• [EXCERPTED DATA]:
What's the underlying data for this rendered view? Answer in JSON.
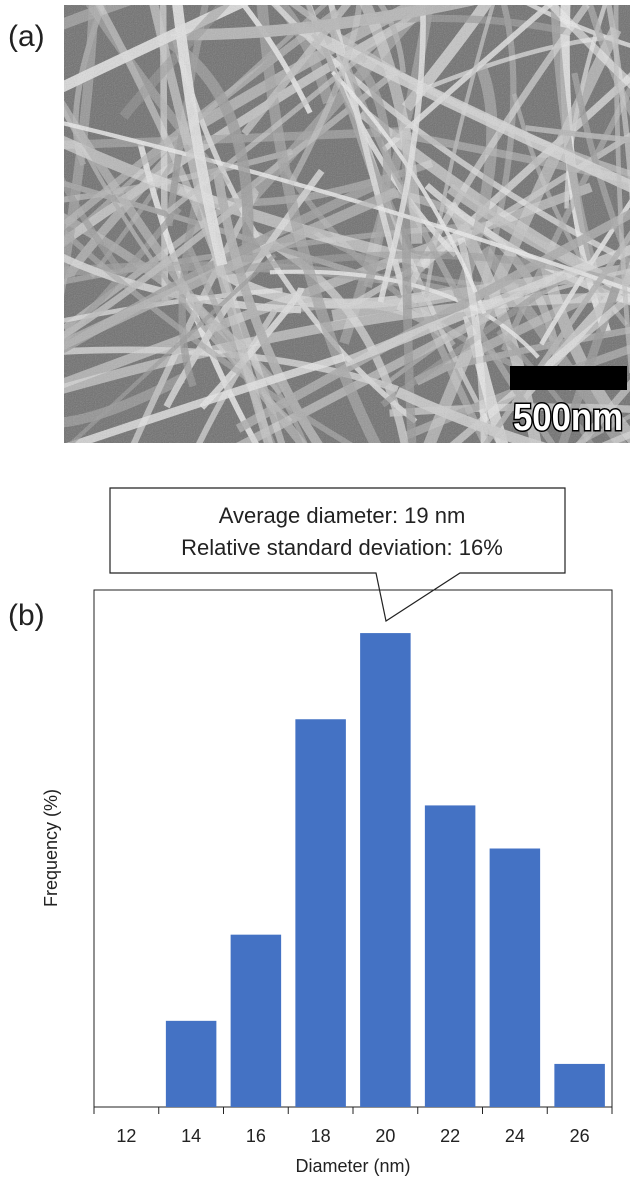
{
  "panel_a": {
    "label": "(a)",
    "scale_bar": "500nm"
  },
  "chart_data": {
    "type": "bar",
    "panel_label": "(b)",
    "annotation": [
      "Average diameter: 19 nm",
      "Relative standard deviation: 16%"
    ],
    "xlabel": "Diameter (nm)",
    "ylabel": "Frequency (%)",
    "categories": [
      "12",
      "14",
      "16",
      "18",
      "20",
      "22",
      "24",
      "26"
    ],
    "values": [
      0,
      5,
      10,
      22.5,
      27.5,
      17.5,
      15,
      2.5
    ],
    "color": "#4472c4",
    "ylim": [
      0,
      30
    ]
  }
}
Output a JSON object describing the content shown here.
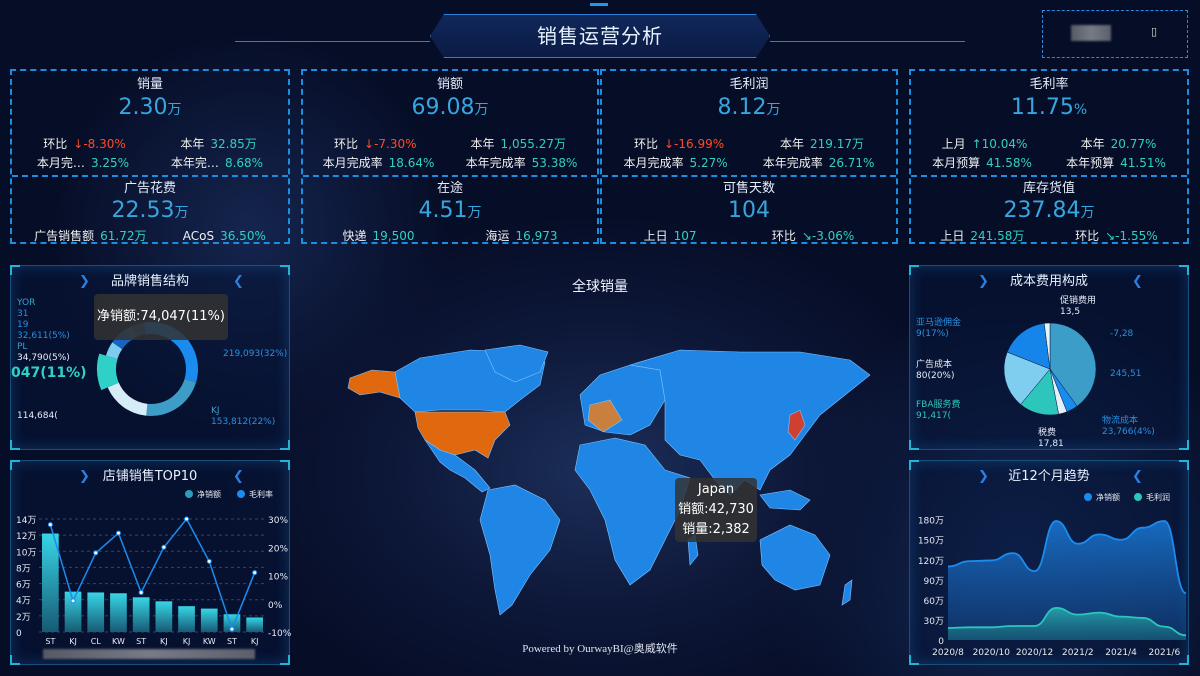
{
  "header": {
    "title": "销售运营分析",
    "date_icon": "calendar-icon"
  },
  "kpis": [
    {
      "top": {
        "title": "销量",
        "value": "2.30",
        "unit": "万",
        "rows": [
          [
            {
              "l": "环比"
            },
            {
              "v": "-8.30%",
              "trend": "down"
            },
            {
              "l": "本年"
            },
            {
              "v": "32.85万"
            }
          ],
          [
            {
              "l": "本月完…"
            },
            {
              "v": "3.25%"
            },
            {
              "l": "本年完…"
            },
            {
              "v": "8.68%"
            }
          ]
        ]
      },
      "bottom": {
        "title": "广告花费",
        "value": "22.53",
        "unit": "万",
        "rows": [
          [
            {
              "l": "广告销售额"
            },
            {
              "v": "61.72万"
            },
            {
              "l": "ACoS"
            },
            {
              "v": "36.50%"
            }
          ]
        ]
      }
    },
    {
      "top": {
        "title": "销额",
        "value": "69.08",
        "unit": "万",
        "rows": [
          [
            {
              "l": "环比"
            },
            {
              "v": "-7.30%",
              "trend": "down"
            },
            {
              "l": "本年"
            },
            {
              "v": "1,055.27万"
            }
          ],
          [
            {
              "l": "本月完成率"
            },
            {
              "v": "18.64%"
            },
            {
              "l": "本年完成率"
            },
            {
              "v": "53.38%"
            }
          ]
        ]
      },
      "bottom": {
        "title": "在途",
        "value": "4.51",
        "unit": "万",
        "rows": [
          [
            {
              "l": "快递"
            },
            {
              "v": "19,500"
            },
            {
              "l": "海运"
            },
            {
              "v": "16,973"
            }
          ]
        ]
      }
    },
    {
      "top": {
        "title": "毛利润",
        "value": "8.12",
        "unit": "万",
        "rows": [
          [
            {
              "l": "环比"
            },
            {
              "v": "-16.99%",
              "trend": "down"
            },
            {
              "l": "本年"
            },
            {
              "v": "219.17万"
            }
          ],
          [
            {
              "l": "本月完成率"
            },
            {
              "v": "5.27%"
            },
            {
              "l": "本年完成率"
            },
            {
              "v": "26.71%"
            }
          ]
        ]
      },
      "bottom": {
        "title": "可售天数",
        "value": "104",
        "unit": "",
        "rows": [
          [
            {
              "l": "上日"
            },
            {
              "v": "107"
            },
            {
              "l": "环比"
            },
            {
              "v": "-3.06%",
              "trend": "down-good"
            }
          ]
        ]
      }
    },
    {
      "top": {
        "title": "毛利率",
        "value": "11.75",
        "unit": "%",
        "rows": [
          [
            {
              "l": "上月"
            },
            {
              "v": "10.04%",
              "trend": "up"
            },
            {
              "l": "本年"
            },
            {
              "v": "20.77%"
            }
          ],
          [
            {
              "l": "本月预算"
            },
            {
              "v": "41.58%"
            },
            {
              "l": "本年预算"
            },
            {
              "v": "41.51%"
            }
          ]
        ]
      },
      "bottom": {
        "title": "库存货值",
        "value": "237.84",
        "unit": "万",
        "rows": [
          [
            {
              "l": "上日"
            },
            {
              "v": "241.58万"
            },
            {
              "l": "环比"
            },
            {
              "v": "-1.55%",
              "trend": "down-good"
            }
          ]
        ]
      }
    }
  ],
  "brand": {
    "title": "品牌销售结构",
    "tooltip": "净销额:74,047(11%)",
    "highlight_label": "047(11%)",
    "chart_data": {
      "type": "pie",
      "donut": true,
      "slices": [
        {
          "name": "",
          "value": 219093,
          "pct": 32,
          "label": "219,093(32%)",
          "color": "#1a8cf0"
        },
        {
          "name": "KJ",
          "value": 153812,
          "pct": 22,
          "label": "153,812(22%)",
          "color": "#3d9dc6"
        },
        {
          "name": "",
          "value": 114684,
          "pct": 17,
          "label": "114,684(",
          "color": "#d6ecf6"
        },
        {
          "name": "",
          "value": 74047,
          "pct": 11,
          "label": "",
          "color": "#2fd1c6"
        },
        {
          "name": "PL",
          "value": 34790,
          "pct": 5,
          "label": "34,790(5%)",
          "color": "#7ecbef"
        },
        {
          "name": "",
          "value": 32611,
          "pct": 5,
          "label": "32,611(5%)",
          "color": "#1565c0"
        },
        {
          "name": "YOR",
          "value": null,
          "pct": 4,
          "label": "31",
          "color": "#2b6fa3"
        },
        {
          "name": "",
          "value": null,
          "pct": 4,
          "label": "19",
          "color": "#23507e"
        }
      ]
    }
  },
  "cost": {
    "title": "成本费用构成",
    "chart_data": {
      "type": "pie",
      "slices": [
        {
          "name": "",
          "label": "245,51",
          "pct": 40,
          "color": "#3c9ec8"
        },
        {
          "name": "物流成本",
          "label": "23,766(4%)",
          "pct": 4,
          "color": "#1a8cf0"
        },
        {
          "name": "税费",
          "label": "17,81",
          "pct": 3,
          "color": "#e4f1f8"
        },
        {
          "name": "FBA服务费",
          "label": "91,417(",
          "pct": 14,
          "color": "#2cc6bc"
        },
        {
          "name": "广告成本",
          "label": "80(20%)",
          "pct": 20,
          "color": "#7fcdef"
        },
        {
          "name": "亚马逊佣金",
          "label": "9(17%)",
          "pct": 17,
          "color": "#1685ea"
        },
        {
          "name": "促销费用",
          "label": "13,5",
          "pct": 2,
          "color": "#e8f3fa"
        }
      ],
      "extra_labels": [
        "-7,28"
      ]
    }
  },
  "top10": {
    "title": "店铺销售TOP10",
    "legend": [
      "净销额",
      "毛利率"
    ],
    "chart_data": {
      "type": "bar",
      "categories": [
        "ST",
        "KJ",
        "CL",
        "KW",
        "ST",
        "KJ",
        "KJ",
        "KW",
        "ST",
        "KJ"
      ],
      "series": [
        {
          "name": "净销额",
          "values": [
            12.2,
            5.0,
            4.9,
            4.8,
            4.3,
            3.8,
            3.2,
            2.9,
            2.2,
            1.8
          ],
          "unit": "万"
        },
        {
          "name": "毛利率",
          "type": "line",
          "values": [
            28,
            1,
            18,
            25,
            4,
            20,
            30,
            15,
            -9,
            11
          ],
          "unit": "%"
        }
      ],
      "yticks_left": [
        "0",
        "2万",
        "4万",
        "6万",
        "8万",
        "10万",
        "12万",
        "14万"
      ],
      "ylim_left": [
        0,
        14
      ],
      "yticks_right": [
        "-10%",
        "0%",
        "10%",
        "20%",
        "30%"
      ],
      "ylim_right": [
        -10,
        30
      ]
    }
  },
  "map": {
    "title": "全球销量",
    "tooltip": {
      "country": "Japan",
      "sales": "销额:42,730",
      "qty": "销量:2,382"
    },
    "footer": "Powered by OurwayBI@奥威软件",
    "colors": {
      "land": "#1f86e6",
      "highlight": "#e0690f"
    }
  },
  "trend": {
    "title": "近12个月趋势",
    "legend": [
      "净销额",
      "毛利润"
    ],
    "chart_data": {
      "type": "area",
      "x": [
        "2020/8",
        "2020/9",
        "2020/10",
        "2020/11",
        "2020/12",
        "2021/1",
        "2021/2",
        "2021/3",
        "2021/4",
        "2021/5",
        "2021/6",
        "2021/7"
      ],
      "xticks": [
        "2020/8",
        "2020/10",
        "2020/12",
        "2021/2",
        "2021/4",
        "2021/6"
      ],
      "series": [
        {
          "name": "净销额",
          "values": [
            110,
            118,
            119,
            130,
            103,
            178,
            144,
            158,
            150,
            168,
            178,
            70
          ],
          "color": "#1a8cf0"
        },
        {
          "name": "毛利润",
          "values": [
            18,
            19,
            19,
            21,
            21,
            48,
            38,
            41,
            35,
            33,
            20,
            7
          ],
          "color": "#2cc6bc"
        }
      ],
      "yticks": [
        "0",
        "30万",
        "60万",
        "90万",
        "120万",
        "150万",
        "180万"
      ],
      "ylim": [
        0,
        190
      ],
      "unit": "万"
    }
  },
  "watermark": "奥威软件"
}
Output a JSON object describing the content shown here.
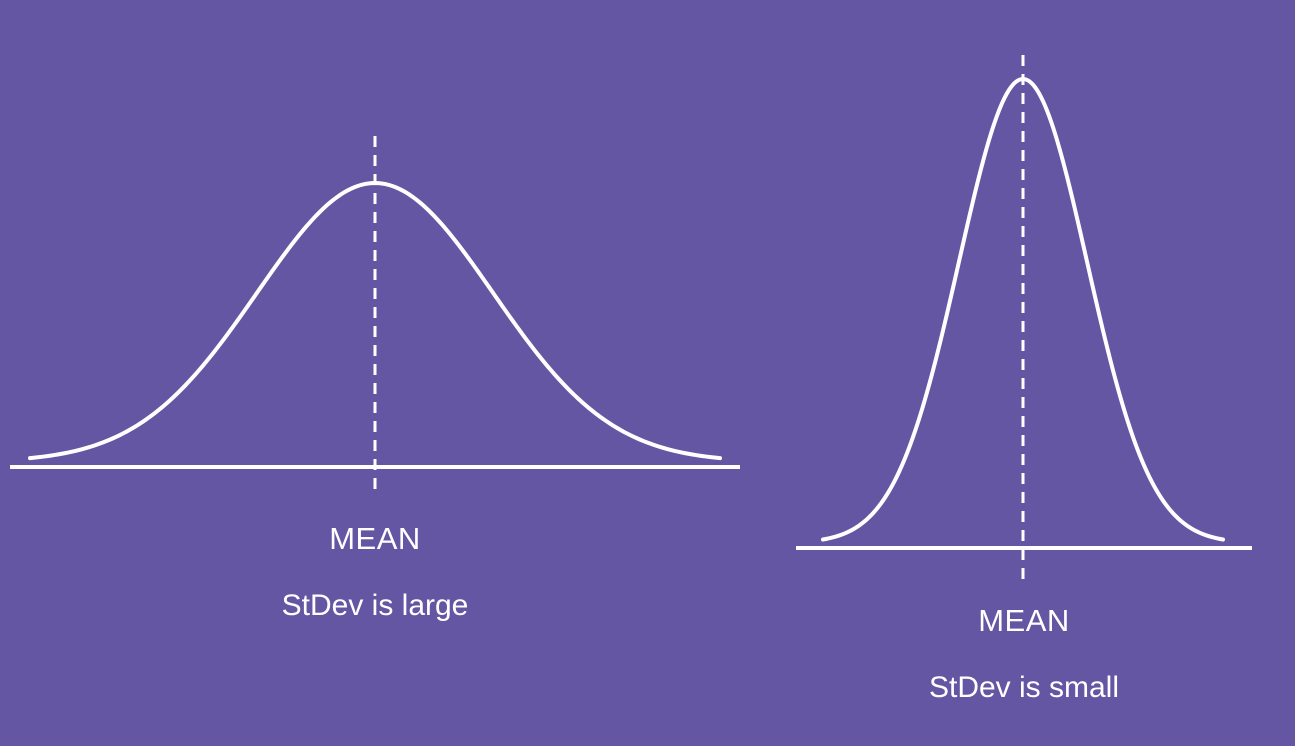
{
  "colors": {
    "background": "#6456a3",
    "line": "#ffffff"
  },
  "left_panel": {
    "mean_label": "MEAN",
    "stdev_label": "StDev is large"
  },
  "right_panel": {
    "mean_label": "MEAN",
    "stdev_label": "StDev is small"
  }
}
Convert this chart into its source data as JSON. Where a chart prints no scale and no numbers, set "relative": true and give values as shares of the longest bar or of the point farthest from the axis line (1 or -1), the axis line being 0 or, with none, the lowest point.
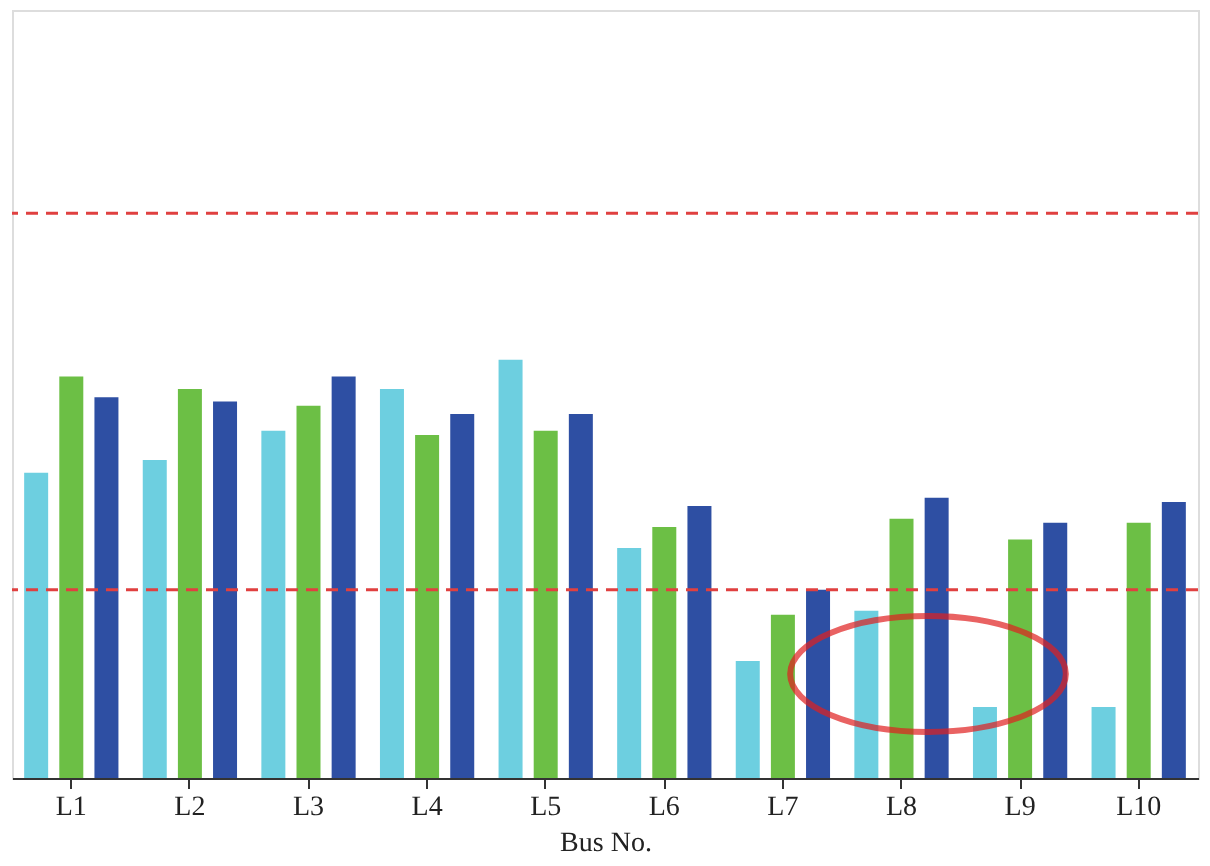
{
  "chart_data": {
    "type": "bar",
    "relative": true,
    "xlabel": "Bus No.",
    "categories": [
      "L1",
      "L2",
      "L3",
      "L4",
      "L5",
      "L6",
      "L7",
      "L8",
      "L9",
      "L10"
    ],
    "series": [
      {
        "color": "#6dcfe0",
        "values": [
          0.73,
          0.76,
          0.83,
          0.93,
          1.0,
          0.55,
          0.28,
          0.4,
          0.17,
          0.17
        ]
      },
      {
        "color": "#6cbf45",
        "values": [
          0.96,
          0.93,
          0.89,
          0.82,
          0.83,
          0.6,
          0.39,
          0.62,
          0.57,
          0.61
        ]
      },
      {
        "color": "#2e4fa3",
        "values": [
          0.91,
          0.9,
          0.96,
          0.87,
          0.87,
          0.65,
          0.45,
          0.67,
          0.61,
          0.66
        ]
      }
    ],
    "ref_lines": [
      {
        "axis": "y",
        "value": 1.35,
        "color": "#e04040",
        "line_style": "dashed"
      },
      {
        "axis": "y",
        "value": 0.45,
        "color": "#e04040",
        "line_style": "dashed"
      }
    ],
    "legend": false
  }
}
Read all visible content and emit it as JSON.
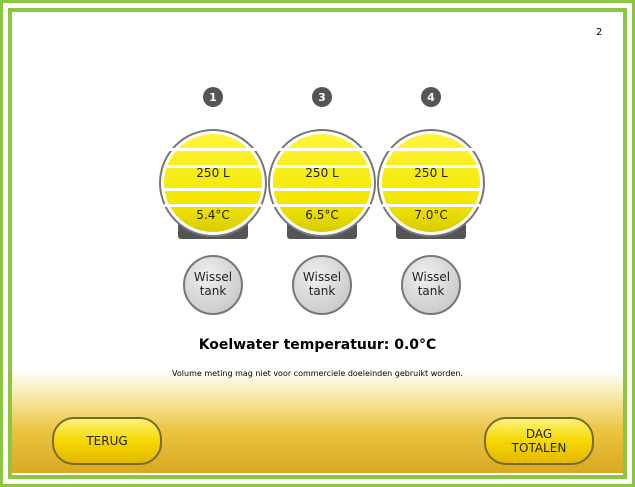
{
  "page_number": "2",
  "tanks": [
    {
      "number": "1",
      "volume": "250 L",
      "temperature": "5.4°C",
      "button": [
        "Wissel",
        "tank"
      ]
    },
    {
      "number": "3",
      "volume": "250 L",
      "temperature": "6.5°C",
      "button": [
        "Wissel",
        "tank"
      ]
    },
    {
      "number": "4",
      "volume": "250 L",
      "temperature": "7.0°C",
      "button": [
        "Wissel",
        "tank"
      ]
    }
  ],
  "coolant": "Koelwater temperatuur: 0.0°C",
  "disclaimer": "Volume meting mag niet voor commerciele doeleinden gebruikt worden.",
  "buttons": {
    "back": [
      "TERUG"
    ],
    "totals": [
      "DAG",
      "TOTALEN"
    ]
  }
}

• [EXERCISE DESCRIPTION]: Beginning at the line with "Read all visible content and emit it as JSON.", reproduce each line exactly through the last line of the records above, with pictures left out.

• [SOLUTION]:
Read all visible content and emit it as JSON.
{
  "page_number": "2",
  "tanks": [
    {
      "number": "1",
      "volume": "250 L",
      "temperature": "5.4°C",
      "button": [
        "Wissel",
        "tank"
      ]
    },
    {
      "number": "3",
      "volume": "250 L",
      "temperature": "6.5°C",
      "button": [
        "Wissel",
        "tank"
      ]
    },
    {
      "number": "4",
      "volume": "250 L",
      "temperature": "7.0°C",
      "button": [
        "Wissel",
        "tank"
      ]
    }
  ],
  "coolant": "Koelwater temperatuur: 0.0°C",
  "disclaimer": "Volume meting mag niet voor commerciele doeleinden gebruikt worden.",
  "buttons": {
    "back": [
      "TERUG"
    ],
    "totals": [
      "DAG",
      "TOTALEN"
    ]
  }
}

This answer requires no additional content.